**Given passage:**
▼

The claim, however, does not hold.

The Telegraph Online investigated the viral video and found that the footage was not filmed in Delhi but was from outside Osamia Mosque in Karnataka’s Raichur.

The first clue lies in the architecture. Keyframes extracted from the video show a distinctive pastel façade, arched colonnades and a twin-minaret structure that does not match any known mosque in Uttam Nagar.

Mosque outside Uttam Nagar’s JJ Colony (Source: Google Maps)

Local visual references from West Delhi mosques show markedly different layouts. Denser, low-rise neighbourhood structures without expansive courtyards.

A reverse image search of still frames leads to earlier uploads of the same structure tied to Raichur, around 468km north of Bengaluru.

Satellite imagery and publicly available photographs of the Osmania Mosque match the layout seen in the video including the courtyard geometry, entrance orientation and minaret spacing.

Osmania Mosque in Raichur, Karnataka (Source: Google Maps)

The mosque in the viral video. (Source: X)

▲

**Structured page-parsing data:**
▼

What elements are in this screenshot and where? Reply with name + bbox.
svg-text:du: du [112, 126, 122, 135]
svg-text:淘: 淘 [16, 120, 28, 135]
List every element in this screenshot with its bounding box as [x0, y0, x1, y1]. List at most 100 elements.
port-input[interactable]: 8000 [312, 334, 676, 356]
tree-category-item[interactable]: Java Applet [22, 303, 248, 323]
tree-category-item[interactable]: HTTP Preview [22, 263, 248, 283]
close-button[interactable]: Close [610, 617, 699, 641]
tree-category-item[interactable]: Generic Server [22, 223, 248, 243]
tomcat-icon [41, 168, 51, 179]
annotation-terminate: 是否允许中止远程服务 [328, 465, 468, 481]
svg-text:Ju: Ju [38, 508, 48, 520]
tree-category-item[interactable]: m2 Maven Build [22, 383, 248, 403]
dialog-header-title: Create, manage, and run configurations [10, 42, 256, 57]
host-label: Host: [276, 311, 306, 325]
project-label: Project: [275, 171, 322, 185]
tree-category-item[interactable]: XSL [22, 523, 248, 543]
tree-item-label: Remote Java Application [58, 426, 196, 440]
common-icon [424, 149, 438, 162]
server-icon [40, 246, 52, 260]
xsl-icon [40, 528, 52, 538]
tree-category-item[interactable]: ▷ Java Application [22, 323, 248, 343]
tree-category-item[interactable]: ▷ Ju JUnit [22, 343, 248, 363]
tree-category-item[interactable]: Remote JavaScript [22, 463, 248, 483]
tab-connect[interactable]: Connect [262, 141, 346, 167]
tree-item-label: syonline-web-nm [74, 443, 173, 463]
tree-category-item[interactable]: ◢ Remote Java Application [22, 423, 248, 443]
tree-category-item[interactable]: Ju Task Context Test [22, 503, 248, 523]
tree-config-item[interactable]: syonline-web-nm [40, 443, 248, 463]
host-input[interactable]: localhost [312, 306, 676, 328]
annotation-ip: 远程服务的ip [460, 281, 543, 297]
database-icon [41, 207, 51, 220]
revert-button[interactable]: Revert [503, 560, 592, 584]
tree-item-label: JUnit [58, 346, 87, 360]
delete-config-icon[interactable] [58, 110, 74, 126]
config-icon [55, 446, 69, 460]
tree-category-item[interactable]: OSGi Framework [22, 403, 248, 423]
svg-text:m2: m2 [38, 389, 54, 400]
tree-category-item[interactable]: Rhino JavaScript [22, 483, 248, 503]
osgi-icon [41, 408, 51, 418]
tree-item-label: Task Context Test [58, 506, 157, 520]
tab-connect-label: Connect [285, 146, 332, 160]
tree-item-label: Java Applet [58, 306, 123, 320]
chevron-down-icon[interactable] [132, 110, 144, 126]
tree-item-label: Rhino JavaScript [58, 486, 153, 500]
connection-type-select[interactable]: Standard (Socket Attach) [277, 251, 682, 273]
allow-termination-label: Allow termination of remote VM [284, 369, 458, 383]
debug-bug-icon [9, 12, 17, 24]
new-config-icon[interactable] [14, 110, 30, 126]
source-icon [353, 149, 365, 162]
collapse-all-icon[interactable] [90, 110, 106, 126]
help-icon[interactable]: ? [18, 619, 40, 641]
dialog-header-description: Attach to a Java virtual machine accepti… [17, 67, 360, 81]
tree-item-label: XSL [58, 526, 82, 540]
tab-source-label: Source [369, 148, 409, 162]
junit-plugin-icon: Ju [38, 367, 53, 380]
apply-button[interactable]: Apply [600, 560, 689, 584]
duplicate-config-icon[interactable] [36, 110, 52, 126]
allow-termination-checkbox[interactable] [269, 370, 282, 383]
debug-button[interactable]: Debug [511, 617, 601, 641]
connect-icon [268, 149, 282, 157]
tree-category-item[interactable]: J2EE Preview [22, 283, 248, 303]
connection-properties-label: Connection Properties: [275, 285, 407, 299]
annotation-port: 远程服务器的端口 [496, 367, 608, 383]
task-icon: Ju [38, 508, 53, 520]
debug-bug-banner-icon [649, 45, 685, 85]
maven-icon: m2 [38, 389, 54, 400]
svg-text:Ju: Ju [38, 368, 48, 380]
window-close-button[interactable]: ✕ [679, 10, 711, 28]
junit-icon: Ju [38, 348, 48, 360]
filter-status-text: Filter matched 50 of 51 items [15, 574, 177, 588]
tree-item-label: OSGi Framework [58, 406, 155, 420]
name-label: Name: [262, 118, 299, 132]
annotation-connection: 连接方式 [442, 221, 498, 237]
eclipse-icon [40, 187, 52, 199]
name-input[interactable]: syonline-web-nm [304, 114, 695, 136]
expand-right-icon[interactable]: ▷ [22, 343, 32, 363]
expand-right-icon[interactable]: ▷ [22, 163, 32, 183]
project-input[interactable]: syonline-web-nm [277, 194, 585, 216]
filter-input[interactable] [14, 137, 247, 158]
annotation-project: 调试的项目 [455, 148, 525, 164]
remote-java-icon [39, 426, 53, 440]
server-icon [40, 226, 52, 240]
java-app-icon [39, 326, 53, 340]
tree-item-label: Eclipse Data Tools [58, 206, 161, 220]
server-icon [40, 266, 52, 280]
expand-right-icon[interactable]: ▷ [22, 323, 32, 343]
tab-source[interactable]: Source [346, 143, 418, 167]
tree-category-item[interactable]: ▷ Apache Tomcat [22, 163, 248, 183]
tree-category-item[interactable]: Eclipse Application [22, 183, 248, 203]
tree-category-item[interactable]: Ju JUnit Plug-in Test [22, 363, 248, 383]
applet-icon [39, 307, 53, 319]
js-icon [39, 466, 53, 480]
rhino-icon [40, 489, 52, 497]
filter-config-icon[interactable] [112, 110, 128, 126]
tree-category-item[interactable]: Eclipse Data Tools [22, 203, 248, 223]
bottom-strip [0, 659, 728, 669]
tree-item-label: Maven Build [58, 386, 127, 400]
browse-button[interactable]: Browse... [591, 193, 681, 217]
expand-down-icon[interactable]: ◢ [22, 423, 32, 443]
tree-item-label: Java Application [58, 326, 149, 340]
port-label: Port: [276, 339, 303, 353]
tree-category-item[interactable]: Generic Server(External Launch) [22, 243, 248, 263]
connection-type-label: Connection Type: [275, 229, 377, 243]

▲

Reproduce the entire passage on the viral mosque video, word for word, with nothing omitted or altered.

The claim, however, does not hold.

The Telegraph Online investigated the viral video and found that the footage was not filmed in Delhi but was from outside Osamia Mosque in Karnataka’s Raichur.

The first clue lies in the architecture. Keyframes extracted from the video show a distinctive pastel façade, arched colonnades and a twin-minaret structure that does not match any known mosque in Uttam Nagar.

Mosque outside Uttam Nagar’s JJ Colony (Source: Google Maps)

Local visual references from West Delhi mosques show markedly different layouts. Denser, low-rise neighbourhood structures without expansive courtyards.

A reverse image search of still frames leads to earlier uploads of the same structure tied to Raichur, around 468km north of Bengaluru.

Satellite imagery and publicly available photographs of the Osmania Mosque match the layout seen in the video including the courtyard geometry, entrance orientation and minaret spacing.

Osmania Mosque in Raichur, Karnataka (Source: Google Maps)

The mosque in the viral video. (Source: X)